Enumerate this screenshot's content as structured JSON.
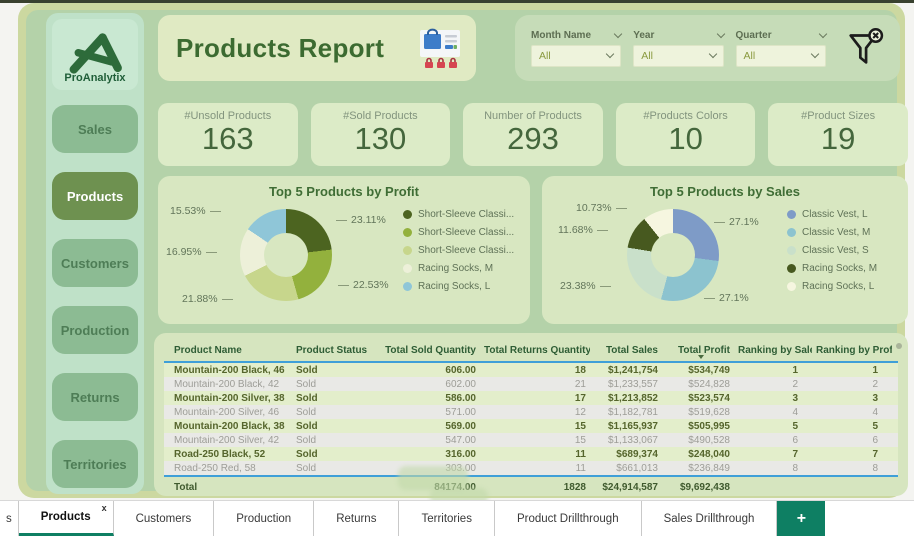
{
  "brand": {
    "name": "ProAnalytix"
  },
  "header": {
    "title": "Products Report"
  },
  "filters": {
    "items": [
      {
        "label": "Month Name",
        "value": "All"
      },
      {
        "label": "Year",
        "value": "All"
      },
      {
        "label": "Quarter",
        "value": "All"
      }
    ]
  },
  "sidebar": {
    "items": [
      {
        "label": "Sales"
      },
      {
        "label": "Products",
        "active": true
      },
      {
        "label": "Customers"
      },
      {
        "label": "Production"
      },
      {
        "label": "Returns"
      },
      {
        "label": "Territories"
      }
    ]
  },
  "kpis": [
    {
      "label": "#Unsold Products",
      "value": "163"
    },
    {
      "label": "#Sold Products",
      "value": "130"
    },
    {
      "label": "Number of Products",
      "value": "293"
    },
    {
      "label": "#Products Colors",
      "value": "10"
    },
    {
      "label": "#Product Sizes",
      "value": "19"
    }
  ],
  "chart_data": [
    {
      "type": "pie",
      "donut": true,
      "title": "Top 5 Products by Profit",
      "labels": [
        "Short-Sleeve Classi...",
        "Short-Sleeve Classi...",
        "Short-Sleeve Classi...",
        "Racing Socks, M",
        "Racing Socks, L"
      ],
      "values": [
        23.11,
        22.53,
        21.88,
        16.95,
        15.53
      ],
      "value_labels": [
        "23.11%",
        "22.53%",
        "21.88%",
        "16.95%",
        "15.53%"
      ],
      "colors": [
        "#4c6420",
        "#93b13d",
        "#c7d68c",
        "#edf0d9",
        "#8fc6d8"
      ],
      "legend_position": "right"
    },
    {
      "type": "pie",
      "donut": true,
      "title": "Top 5 Products by Sales",
      "labels": [
        "Classic Vest, L",
        "Classic Vest, M",
        "Classic Vest, S",
        "Racing Socks, M",
        "Racing Socks, L"
      ],
      "values": [
        27.1,
        27.1,
        23.38,
        11.68,
        10.73
      ],
      "value_labels": [
        "27.1%",
        "27.1%",
        "23.38%",
        "11.68%",
        "10.73%"
      ],
      "colors": [
        "#7e9bc7",
        "#8cc3cf",
        "#c9e0ca",
        "#47591f",
        "#f6f6e0"
      ],
      "legend_position": "right"
    }
  ],
  "table": {
    "columns": [
      "Product Name",
      "Product Status",
      "Total Sold Quantity",
      "Total Returns Quantity",
      "Total Sales",
      "Total Profit",
      "Ranking by Sales",
      "Ranking by Profit"
    ],
    "sorted_column": "Total Sales",
    "rows": [
      [
        "Mountain-200 Black, 46",
        "Sold",
        "606.00",
        "18",
        "$1,241,754",
        "$534,749",
        "1",
        "1"
      ],
      [
        "Mountain-200 Black, 42",
        "Sold",
        "602.00",
        "21",
        "$1,233,557",
        "$524,828",
        "2",
        "2"
      ],
      [
        "Mountain-200 Silver, 38",
        "Sold",
        "586.00",
        "17",
        "$1,213,852",
        "$523,574",
        "3",
        "3"
      ],
      [
        "Mountain-200 Silver, 46",
        "Sold",
        "571.00",
        "12",
        "$1,182,781",
        "$519,628",
        "4",
        "4"
      ],
      [
        "Mountain-200 Black, 38",
        "Sold",
        "569.00",
        "15",
        "$1,165,937",
        "$505,995",
        "5",
        "5"
      ],
      [
        "Mountain-200 Silver, 42",
        "Sold",
        "547.00",
        "15",
        "$1,133,067",
        "$490,528",
        "6",
        "6"
      ],
      [
        "Road-250 Black, 52",
        "Sold",
        "316.00",
        "11",
        "$689,374",
        "$248,040",
        "7",
        "7"
      ],
      [
        "Road-250 Red, 58",
        "Sold",
        "303.00",
        "11",
        "$661,013",
        "$236,849",
        "8",
        "8"
      ]
    ],
    "total": [
      "Total",
      "",
      "84174.00",
      "1828",
      "$24,914,587",
      "$9,692,438",
      "",
      ""
    ]
  },
  "tabs": {
    "partial_label": "s",
    "close_glyph": "x",
    "add_label": "+",
    "items": [
      {
        "label": "Products",
        "active": true,
        "closable": true
      },
      {
        "label": "Customers"
      },
      {
        "label": "Production"
      },
      {
        "label": "Returns"
      },
      {
        "label": "Territories"
      },
      {
        "label": "Product Drillthrough"
      },
      {
        "label": "Sales Drillthrough"
      }
    ]
  },
  "watermark": {
    "text": "ndreziy.com"
  },
  "colors": {
    "accent_teal": "#0e7f63",
    "table_accent_blue": "#3f9fd8",
    "canvas_border": "#ccd8a0",
    "main_panel": "#b4d2a9",
    "sidebar_bg": "#bfe1c8",
    "card_bg": "#dcebc7",
    "nav_active": "#6e9150",
    "title_green": "#3c6b31"
  }
}
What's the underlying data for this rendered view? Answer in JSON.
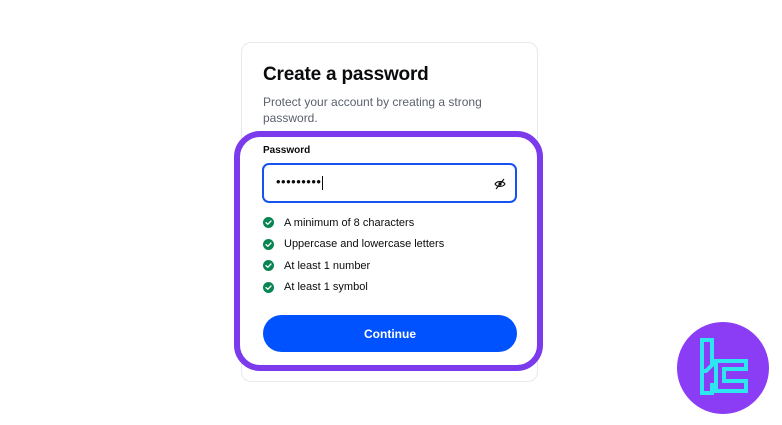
{
  "form": {
    "title": "Create a password",
    "subtitle": "Protect your account by creating a strong password.",
    "password_label": "Password",
    "password_value": "•••••••••",
    "requirements": [
      {
        "label": "A minimum of 8 characters",
        "met": true
      },
      {
        "label": "Uppercase and lowercase letters",
        "met": true
      },
      {
        "label": "At least 1 number",
        "met": true
      },
      {
        "label": "At least 1 symbol",
        "met": true
      }
    ],
    "continue_label": "Continue"
  },
  "icons": {
    "visibility_toggle": "eye-off-icon",
    "requirement_check": "check-circle-icon",
    "brand": "brand-logo"
  },
  "colors": {
    "primary": "#0052ff",
    "field_focus": "#1652f0",
    "success": "#098551",
    "highlight": "#7c3aed",
    "logo_bg": "#8b3df5",
    "logo_mark": "#2ee6f0"
  }
}
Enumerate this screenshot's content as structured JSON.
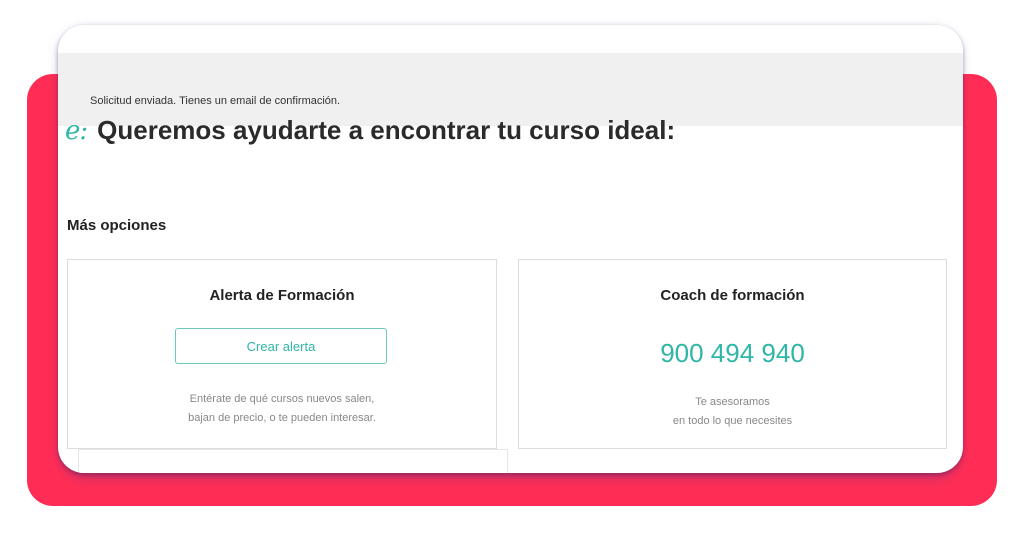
{
  "notice": {
    "text": "Solicitud enviada. Tienes un email de confirmación."
  },
  "header": {
    "brand_icon": "e:",
    "title": "Queremos ayudarte a encontrar tu curso ideal:"
  },
  "section": {
    "title": "Más opciones"
  },
  "cards": [
    {
      "title": "Alerta de Formación",
      "button_label": "Crear alerta",
      "description_lines": [
        "Entérate de qué cursos nuevos salen,",
        "bajan de precio, o te pueden interesar."
      ]
    },
    {
      "title": "Coach de formación",
      "phone": "900 494 940",
      "description_lines": [
        "Te asesoramos",
        "en todo lo que necesites"
      ]
    }
  ],
  "colors": {
    "accent": "#2fb6a6",
    "backdrop": "#ff2d55",
    "notice_bg": "#f0f0f0"
  }
}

+++

▶ _Aim_
Each entry gets copied exactly; the pictures stay out.

▶ _Reply to the task_
Enumerate this screenshot's content as structured JSON.
{
  "brand": {
    "name": "ProAnalytix"
  },
  "header": {
    "title": "Products Report"
  },
  "filters": {
    "items": [
      {
        "label": "Month Name",
        "value": "All"
      },
      {
        "label": "Year",
        "value": "All"
      },
      {
        "label": "Quarter",
        "value": "All"
      }
    ]
  },
  "sidebar": {
    "items": [
      {
        "label": "Sales"
      },
      {
        "label": "Products",
        "active": true
      },
      {
        "label": "Customers"
      },
      {
        "label": "Production"
      },
      {
        "label": "Returns"
      },
      {
        "label": "Territories"
      }
    ]
  },
  "kpis": [
    {
      "label": "#Unsold Products",
      "value": "163"
    },
    {
      "label": "#Sold Products",
      "value": "130"
    },
    {
      "label": "Number of Products",
      "value": "293"
    },
    {
      "label": "#Products Colors",
      "value": "10"
    },
    {
      "label": "#Product Sizes",
      "value": "19"
    }
  ],
  "chart_data": [
    {
      "type": "pie",
      "donut": true,
      "title": "Top 5 Products by Profit",
      "labels": [
        "Short-Sleeve Classi...",
        "Short-Sleeve Classi...",
        "Short-Sleeve Classi...",
        "Racing Socks, M",
        "Racing Socks, L"
      ],
      "values": [
        23.11,
        22.53,
        21.88,
        16.95,
        15.53
      ],
      "value_labels": [
        "23.11%",
        "22.53%",
        "21.88%",
        "16.95%",
        "15.53%"
      ],
      "colors": [
        "#4c6420",
        "#93b13d",
        "#c7d68c",
        "#edf0d9",
        "#8fc6d8"
      ],
      "legend_position": "right"
    },
    {
      "type": "pie",
      "donut": true,
      "title": "Top 5 Products by Sales",
      "labels": [
        "Classic Vest, L",
        "Classic Vest, M",
        "Classic Vest, S",
        "Racing Socks, M",
        "Racing Socks, L"
      ],
      "values": [
        27.1,
        27.1,
        23.38,
        11.68,
        10.73
      ],
      "value_labels": [
        "27.1%",
        "27.1%",
        "23.38%",
        "11.68%",
        "10.73%"
      ],
      "colors": [
        "#7e9bc7",
        "#8cc3cf",
        "#c9e0ca",
        "#47591f",
        "#f6f6e0"
      ],
      "legend_position": "right"
    }
  ],
  "table": {
    "columns": [
      "Product Name",
      "Product Status",
      "Total Sold Quantity",
      "Total Returns Quantity",
      "Total Sales",
      "Total Profit",
      "Ranking by Sales",
      "Ranking by Profit"
    ],
    "sorted_column": "Total Sales",
    "rows": [
      [
        "Mountain-200 Black, 46",
        "Sold",
        "606.00",
        "18",
        "$1,241,754",
        "$534,749",
        "1",
        "1"
      ],
      [
        "Mountain-200 Black, 42",
        "Sold",
        "602.00",
        "21",
        "$1,233,557",
        "$524,828",
        "2",
        "2"
      ],
      [
        "Mountain-200 Silver, 38",
        "Sold",
        "586.00",
        "17",
        "$1,213,852",
        "$523,574",
        "3",
        "3"
      ],
      [
        "Mountain-200 Silver, 46",
        "Sold",
        "571.00",
        "12",
        "$1,182,781",
        "$519,628",
        "4",
        "4"
      ],
      [
        "Mountain-200 Black, 38",
        "Sold",
        "569.00",
        "15",
        "$1,165,937",
        "$505,995",
        "5",
        "5"
      ],
      [
        "Mountain-200 Silver, 42",
        "Sold",
        "547.00",
        "15",
        "$1,133,067",
        "$490,528",
        "6",
        "6"
      ],
      [
        "Road-250 Black, 52",
        "Sold",
        "316.00",
        "11",
        "$689,374",
        "$248,040",
        "7",
        "7"
      ],
      [
        "Road-250 Red, 58",
        "Sold",
        "303.00",
        "11",
        "$661,013",
        "$236,849",
        "8",
        "8"
      ]
    ],
    "total": [
      "Total",
      "",
      "84174.00",
      "1828",
      "$24,914,587",
      "$9,692,438",
      "",
      ""
    ]
  },
  "tabs": {
    "partial_label": "s",
    "close_glyph": "x",
    "add_label": "+",
    "items": [
      {
        "label": "Products",
        "active": true,
        "closable": true
      },
      {
        "label": "Customers"
      },
      {
        "label": "Production"
      },
      {
        "label": "Returns"
      },
      {
        "label": "Territories"
      },
      {
        "label": "Product Drillthrough"
      },
      {
        "label": "Sales Drillthrough"
      }
    ]
  },
  "watermark": {
    "text": "ndreziy.com"
  },
  "colors": {
    "accent_teal": "#0e7f63",
    "table_accent_blue": "#3f9fd8",
    "canvas_border": "#ccd8a0",
    "main_panel": "#b4d2a9",
    "sidebar_bg": "#bfe1c8",
    "card_bg": "#dcebc7",
    "nav_active": "#6e9150",
    "title_green": "#3c6b31"
  }
}
What's the underlying data for this rendered view? Answer in JSON.
{
  "form": {
    "title": "Create a password",
    "subtitle": "Protect your account by creating a strong password.",
    "password_label": "Password",
    "password_value": "•••••••••",
    "requirements": [
      {
        "label": "A minimum of 8 characters",
        "met": true
      },
      {
        "label": "Uppercase and lowercase letters",
        "met": true
      },
      {
        "label": "At least 1 number",
        "met": true
      },
      {
        "label": "At least 1 symbol",
        "met": true
      }
    ],
    "continue_label": "Continue"
  },
  "icons": {
    "visibility_toggle": "eye-off-icon",
    "requirement_check": "check-circle-icon",
    "brand": "brand-logo"
  },
  "colors": {
    "primary": "#0052ff",
    "field_focus": "#1652f0",
    "success": "#098551",
    "highlight": "#7c3aed",
    "logo_bg": "#8b3df5",
    "logo_mark": "#2ee6f0"
  }
}
Enumerate this screenshot's content as structured JSON.
{
  "notice": {
    "text": "Solicitud enviada. Tienes un email de confirmación."
  },
  "header": {
    "brand_icon": "e:",
    "title": "Queremos ayudarte a encontrar tu curso ideal:"
  },
  "section": {
    "title": "Más opciones"
  },
  "cards": [
    {
      "title": "Alerta de Formación",
      "button_label": "Crear alerta",
      "description_lines": [
        "Entérate de qué cursos nuevos salen,",
        "bajan de precio, o te pueden interesar."
      ]
    },
    {
      "title": "Coach de formación",
      "phone": "900 494 940",
      "description_lines": [
        "Te asesoramos",
        "en todo lo que necesites"
      ]
    }
  ],
  "colors": {
    "accent": "#2fb6a6",
    "backdrop": "#ff2d55",
    "notice_bg": "#f0f0f0"
  }
}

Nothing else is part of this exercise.